----- RECORDED INFORMATION -----
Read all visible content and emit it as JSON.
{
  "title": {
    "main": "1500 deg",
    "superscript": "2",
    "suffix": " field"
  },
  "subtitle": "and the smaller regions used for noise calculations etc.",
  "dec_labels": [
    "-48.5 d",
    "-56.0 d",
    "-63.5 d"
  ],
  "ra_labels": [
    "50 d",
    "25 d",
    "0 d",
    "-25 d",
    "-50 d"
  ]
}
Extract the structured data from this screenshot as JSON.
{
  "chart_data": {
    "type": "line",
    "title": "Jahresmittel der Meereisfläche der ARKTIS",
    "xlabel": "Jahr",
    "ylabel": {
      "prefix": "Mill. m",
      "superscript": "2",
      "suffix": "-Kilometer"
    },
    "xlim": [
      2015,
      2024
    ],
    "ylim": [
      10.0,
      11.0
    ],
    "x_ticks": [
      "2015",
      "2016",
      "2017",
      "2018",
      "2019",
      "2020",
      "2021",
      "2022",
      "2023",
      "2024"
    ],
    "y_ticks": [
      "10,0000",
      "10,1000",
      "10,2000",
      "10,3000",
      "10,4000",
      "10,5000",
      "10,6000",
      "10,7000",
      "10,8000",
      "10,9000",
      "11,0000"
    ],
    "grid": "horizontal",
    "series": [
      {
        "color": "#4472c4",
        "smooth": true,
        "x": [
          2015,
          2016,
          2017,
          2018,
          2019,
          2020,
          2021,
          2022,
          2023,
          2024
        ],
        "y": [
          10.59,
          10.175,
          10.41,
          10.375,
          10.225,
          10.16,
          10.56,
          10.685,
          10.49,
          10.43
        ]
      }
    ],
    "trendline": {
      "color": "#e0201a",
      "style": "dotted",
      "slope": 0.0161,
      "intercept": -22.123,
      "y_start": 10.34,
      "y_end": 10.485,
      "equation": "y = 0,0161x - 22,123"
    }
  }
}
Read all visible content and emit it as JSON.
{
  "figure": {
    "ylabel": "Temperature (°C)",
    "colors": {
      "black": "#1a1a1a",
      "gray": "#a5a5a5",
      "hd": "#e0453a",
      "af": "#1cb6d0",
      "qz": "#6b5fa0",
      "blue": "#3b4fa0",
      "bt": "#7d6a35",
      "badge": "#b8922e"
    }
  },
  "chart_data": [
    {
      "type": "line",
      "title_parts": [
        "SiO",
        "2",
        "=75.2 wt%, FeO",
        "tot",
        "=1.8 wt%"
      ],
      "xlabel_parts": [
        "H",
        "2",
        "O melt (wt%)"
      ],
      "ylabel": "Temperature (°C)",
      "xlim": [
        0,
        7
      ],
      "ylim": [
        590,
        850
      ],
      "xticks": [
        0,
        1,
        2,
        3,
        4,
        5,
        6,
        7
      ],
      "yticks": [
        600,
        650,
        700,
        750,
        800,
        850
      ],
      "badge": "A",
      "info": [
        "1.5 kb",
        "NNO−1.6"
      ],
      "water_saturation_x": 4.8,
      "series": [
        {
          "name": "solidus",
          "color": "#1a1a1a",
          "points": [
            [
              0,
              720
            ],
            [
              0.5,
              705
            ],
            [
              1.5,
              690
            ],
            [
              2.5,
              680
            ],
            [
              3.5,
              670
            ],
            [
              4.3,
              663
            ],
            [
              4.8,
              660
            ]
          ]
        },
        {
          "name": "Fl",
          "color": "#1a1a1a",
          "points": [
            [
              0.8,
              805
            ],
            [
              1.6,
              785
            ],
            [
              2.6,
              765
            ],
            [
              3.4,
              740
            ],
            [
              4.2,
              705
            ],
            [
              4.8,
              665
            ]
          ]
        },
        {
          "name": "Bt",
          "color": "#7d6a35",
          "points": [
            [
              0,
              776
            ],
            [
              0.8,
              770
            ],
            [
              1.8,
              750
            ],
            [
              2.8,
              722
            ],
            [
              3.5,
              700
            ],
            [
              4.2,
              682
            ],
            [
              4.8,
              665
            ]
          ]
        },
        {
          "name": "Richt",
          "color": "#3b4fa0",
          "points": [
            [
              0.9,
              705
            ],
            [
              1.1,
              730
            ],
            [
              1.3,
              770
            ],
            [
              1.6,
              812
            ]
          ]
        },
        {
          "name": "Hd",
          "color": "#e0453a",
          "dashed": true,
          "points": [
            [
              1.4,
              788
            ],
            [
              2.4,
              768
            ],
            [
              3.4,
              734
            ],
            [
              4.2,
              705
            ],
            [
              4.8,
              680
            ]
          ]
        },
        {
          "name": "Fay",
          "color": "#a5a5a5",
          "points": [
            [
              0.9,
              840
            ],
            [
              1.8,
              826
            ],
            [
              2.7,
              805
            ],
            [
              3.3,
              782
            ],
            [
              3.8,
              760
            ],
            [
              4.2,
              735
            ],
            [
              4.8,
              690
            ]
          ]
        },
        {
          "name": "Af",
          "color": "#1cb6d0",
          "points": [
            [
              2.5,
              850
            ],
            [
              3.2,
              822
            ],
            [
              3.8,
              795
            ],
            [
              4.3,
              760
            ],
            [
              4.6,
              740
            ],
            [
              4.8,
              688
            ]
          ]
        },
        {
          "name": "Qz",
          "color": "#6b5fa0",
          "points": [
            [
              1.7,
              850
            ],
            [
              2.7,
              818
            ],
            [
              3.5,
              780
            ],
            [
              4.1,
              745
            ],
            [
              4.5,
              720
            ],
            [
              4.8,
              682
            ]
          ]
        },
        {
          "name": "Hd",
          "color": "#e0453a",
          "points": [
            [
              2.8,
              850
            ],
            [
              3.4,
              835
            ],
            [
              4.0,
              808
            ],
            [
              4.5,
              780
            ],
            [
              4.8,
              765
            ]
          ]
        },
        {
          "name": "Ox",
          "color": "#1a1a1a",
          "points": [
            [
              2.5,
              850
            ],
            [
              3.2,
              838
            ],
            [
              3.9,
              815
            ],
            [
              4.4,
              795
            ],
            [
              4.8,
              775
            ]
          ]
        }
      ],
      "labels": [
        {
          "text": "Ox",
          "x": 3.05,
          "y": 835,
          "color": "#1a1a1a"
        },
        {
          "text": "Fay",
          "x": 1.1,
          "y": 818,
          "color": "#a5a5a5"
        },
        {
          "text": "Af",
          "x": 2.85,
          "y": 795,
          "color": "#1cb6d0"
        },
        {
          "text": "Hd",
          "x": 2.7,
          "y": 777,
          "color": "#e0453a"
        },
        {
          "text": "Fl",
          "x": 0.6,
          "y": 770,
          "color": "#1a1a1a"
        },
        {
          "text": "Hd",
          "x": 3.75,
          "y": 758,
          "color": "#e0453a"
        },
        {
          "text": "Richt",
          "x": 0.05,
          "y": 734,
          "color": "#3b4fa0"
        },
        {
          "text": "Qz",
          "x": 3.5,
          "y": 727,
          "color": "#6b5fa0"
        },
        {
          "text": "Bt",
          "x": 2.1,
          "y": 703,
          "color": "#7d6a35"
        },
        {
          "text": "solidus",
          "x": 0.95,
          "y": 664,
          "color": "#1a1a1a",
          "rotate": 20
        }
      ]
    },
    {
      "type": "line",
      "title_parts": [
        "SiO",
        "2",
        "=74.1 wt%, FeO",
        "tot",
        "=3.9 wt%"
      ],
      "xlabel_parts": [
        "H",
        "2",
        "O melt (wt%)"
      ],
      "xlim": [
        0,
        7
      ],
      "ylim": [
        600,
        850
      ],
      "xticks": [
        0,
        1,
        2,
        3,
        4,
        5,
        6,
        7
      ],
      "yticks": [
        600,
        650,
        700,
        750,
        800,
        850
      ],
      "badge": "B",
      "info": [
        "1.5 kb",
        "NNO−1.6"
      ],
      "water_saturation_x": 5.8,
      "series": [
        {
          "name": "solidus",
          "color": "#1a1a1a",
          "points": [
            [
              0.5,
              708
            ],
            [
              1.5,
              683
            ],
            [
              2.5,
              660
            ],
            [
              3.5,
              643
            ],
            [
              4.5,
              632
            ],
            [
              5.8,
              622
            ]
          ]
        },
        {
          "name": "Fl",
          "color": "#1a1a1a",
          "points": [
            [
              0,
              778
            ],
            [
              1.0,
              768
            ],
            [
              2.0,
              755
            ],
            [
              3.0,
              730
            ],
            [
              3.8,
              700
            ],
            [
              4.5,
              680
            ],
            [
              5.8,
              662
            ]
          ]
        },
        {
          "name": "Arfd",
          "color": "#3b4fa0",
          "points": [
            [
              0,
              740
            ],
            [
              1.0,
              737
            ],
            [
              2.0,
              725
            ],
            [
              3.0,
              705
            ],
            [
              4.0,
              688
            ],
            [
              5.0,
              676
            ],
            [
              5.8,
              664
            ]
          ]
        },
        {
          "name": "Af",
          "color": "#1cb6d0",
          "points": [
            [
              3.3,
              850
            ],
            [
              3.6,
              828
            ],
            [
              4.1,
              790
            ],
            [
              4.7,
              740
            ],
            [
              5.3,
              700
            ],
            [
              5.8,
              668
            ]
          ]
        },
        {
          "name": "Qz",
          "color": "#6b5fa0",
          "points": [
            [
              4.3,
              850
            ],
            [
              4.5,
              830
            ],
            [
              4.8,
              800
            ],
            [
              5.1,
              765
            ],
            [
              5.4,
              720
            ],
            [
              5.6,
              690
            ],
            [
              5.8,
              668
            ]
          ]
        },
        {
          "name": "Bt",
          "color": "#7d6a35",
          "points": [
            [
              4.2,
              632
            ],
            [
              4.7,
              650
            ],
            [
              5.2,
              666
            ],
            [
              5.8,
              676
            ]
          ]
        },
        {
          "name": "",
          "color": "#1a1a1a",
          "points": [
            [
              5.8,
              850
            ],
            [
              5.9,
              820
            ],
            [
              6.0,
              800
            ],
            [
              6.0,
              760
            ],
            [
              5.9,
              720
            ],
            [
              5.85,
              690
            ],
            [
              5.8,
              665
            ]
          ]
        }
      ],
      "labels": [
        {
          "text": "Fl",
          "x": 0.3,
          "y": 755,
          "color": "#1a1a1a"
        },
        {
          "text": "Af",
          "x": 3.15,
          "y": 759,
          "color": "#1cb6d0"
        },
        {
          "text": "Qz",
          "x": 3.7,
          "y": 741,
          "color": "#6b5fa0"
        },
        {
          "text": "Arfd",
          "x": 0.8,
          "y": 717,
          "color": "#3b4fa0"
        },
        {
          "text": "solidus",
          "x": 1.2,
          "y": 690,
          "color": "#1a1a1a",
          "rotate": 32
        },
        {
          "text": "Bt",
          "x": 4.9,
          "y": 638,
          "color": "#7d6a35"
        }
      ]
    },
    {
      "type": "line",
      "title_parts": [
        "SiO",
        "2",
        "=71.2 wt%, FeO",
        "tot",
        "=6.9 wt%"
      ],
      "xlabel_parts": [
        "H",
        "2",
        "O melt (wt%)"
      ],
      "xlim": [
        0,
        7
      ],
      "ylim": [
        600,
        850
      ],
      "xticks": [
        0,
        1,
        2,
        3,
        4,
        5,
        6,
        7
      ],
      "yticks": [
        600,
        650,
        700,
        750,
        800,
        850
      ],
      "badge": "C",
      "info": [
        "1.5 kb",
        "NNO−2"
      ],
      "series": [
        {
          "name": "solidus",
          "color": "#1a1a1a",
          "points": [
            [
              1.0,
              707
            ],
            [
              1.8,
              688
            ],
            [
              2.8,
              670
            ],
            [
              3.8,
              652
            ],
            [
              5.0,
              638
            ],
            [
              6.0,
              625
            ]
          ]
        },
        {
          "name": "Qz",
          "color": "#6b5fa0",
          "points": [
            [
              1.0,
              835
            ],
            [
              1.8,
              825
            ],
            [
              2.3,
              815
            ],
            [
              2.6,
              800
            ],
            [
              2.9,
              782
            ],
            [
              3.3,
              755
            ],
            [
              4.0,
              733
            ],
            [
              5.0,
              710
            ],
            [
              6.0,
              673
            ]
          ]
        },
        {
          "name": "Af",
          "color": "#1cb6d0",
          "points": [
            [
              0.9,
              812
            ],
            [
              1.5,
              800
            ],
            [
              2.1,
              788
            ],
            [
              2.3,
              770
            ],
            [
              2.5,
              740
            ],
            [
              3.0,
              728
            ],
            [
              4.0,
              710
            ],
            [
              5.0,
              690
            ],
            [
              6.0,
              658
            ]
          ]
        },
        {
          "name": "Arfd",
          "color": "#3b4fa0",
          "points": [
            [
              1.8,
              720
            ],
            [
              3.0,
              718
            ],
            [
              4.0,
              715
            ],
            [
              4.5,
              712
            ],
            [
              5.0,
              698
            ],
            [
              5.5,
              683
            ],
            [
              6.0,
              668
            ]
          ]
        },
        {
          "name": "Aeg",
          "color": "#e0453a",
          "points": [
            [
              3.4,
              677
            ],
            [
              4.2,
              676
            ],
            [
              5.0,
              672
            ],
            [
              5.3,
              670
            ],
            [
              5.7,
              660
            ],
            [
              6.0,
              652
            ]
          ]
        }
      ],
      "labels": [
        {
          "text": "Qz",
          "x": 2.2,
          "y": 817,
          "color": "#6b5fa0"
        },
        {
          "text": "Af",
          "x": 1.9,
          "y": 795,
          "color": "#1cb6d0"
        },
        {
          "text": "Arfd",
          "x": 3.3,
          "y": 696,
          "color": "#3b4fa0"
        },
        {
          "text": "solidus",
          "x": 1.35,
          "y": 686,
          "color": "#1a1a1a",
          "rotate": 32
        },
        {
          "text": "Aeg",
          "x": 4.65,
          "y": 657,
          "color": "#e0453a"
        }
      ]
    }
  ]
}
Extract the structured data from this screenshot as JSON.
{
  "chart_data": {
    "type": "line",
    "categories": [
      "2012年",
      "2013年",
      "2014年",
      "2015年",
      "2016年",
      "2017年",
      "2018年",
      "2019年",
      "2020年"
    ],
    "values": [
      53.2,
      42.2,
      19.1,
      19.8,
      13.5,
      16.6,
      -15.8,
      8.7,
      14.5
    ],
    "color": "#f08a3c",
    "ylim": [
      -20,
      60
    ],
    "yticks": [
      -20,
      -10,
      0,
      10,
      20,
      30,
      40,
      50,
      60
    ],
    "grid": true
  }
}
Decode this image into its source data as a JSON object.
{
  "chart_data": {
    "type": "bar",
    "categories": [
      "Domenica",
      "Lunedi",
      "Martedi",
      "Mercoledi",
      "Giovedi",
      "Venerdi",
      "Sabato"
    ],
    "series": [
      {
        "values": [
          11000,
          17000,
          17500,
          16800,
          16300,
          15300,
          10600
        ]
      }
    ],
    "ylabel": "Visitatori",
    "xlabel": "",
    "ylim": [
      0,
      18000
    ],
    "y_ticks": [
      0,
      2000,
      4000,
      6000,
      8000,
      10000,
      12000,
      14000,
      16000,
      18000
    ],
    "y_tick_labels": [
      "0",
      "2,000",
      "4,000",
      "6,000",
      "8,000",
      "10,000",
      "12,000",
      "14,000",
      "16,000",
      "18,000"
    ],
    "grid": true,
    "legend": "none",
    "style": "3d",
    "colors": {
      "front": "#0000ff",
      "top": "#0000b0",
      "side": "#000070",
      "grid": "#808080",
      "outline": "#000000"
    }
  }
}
-----
SHORT EXERCISE>
Restate the final lines of the listing above word for word, beginning at the line that contains "Decode this image".

EXPECTED ANSWER>
Decode this image into its source data as a JSON object.
{
  "chart_data": {
    "type": "bar",
    "categories": [
      "Domenica",
      "Lunedi",
      "Martedi",
      "Mercoledi",
      "Giovedi",
      "Venerdi",
      "Sabato"
    ],
    "series": [
      {
        "values": [
          11000,
          17000,
          17500,
          16800,
          16300,
          15300,
          10600
        ]
      }
    ],
    "ylabel": "Visitatori",
    "xlabel": "",
    "ylim": [
      0,
      18000
    ],
    "y_ticks": [
      0,
      2000,
      4000,
      6000,
      8000,
      10000,
      12000,
      14000,
      16000,
      18000
    ],
    "y_tick_labels": [
      "0",
      "2,000",
      "4,000",
      "6,000",
      "8,000",
      "10,000",
      "12,000",
      "14,000",
      "16,000",
      "18,000"
    ],
    "grid": true,
    "legend": "none",
    "style": "3d",
    "colors": {
      "front": "#0000ff",
      "top": "#0000b0",
      "side": "#000070",
      "grid": "#808080",
      "outline": "#000000"
    }
  }
}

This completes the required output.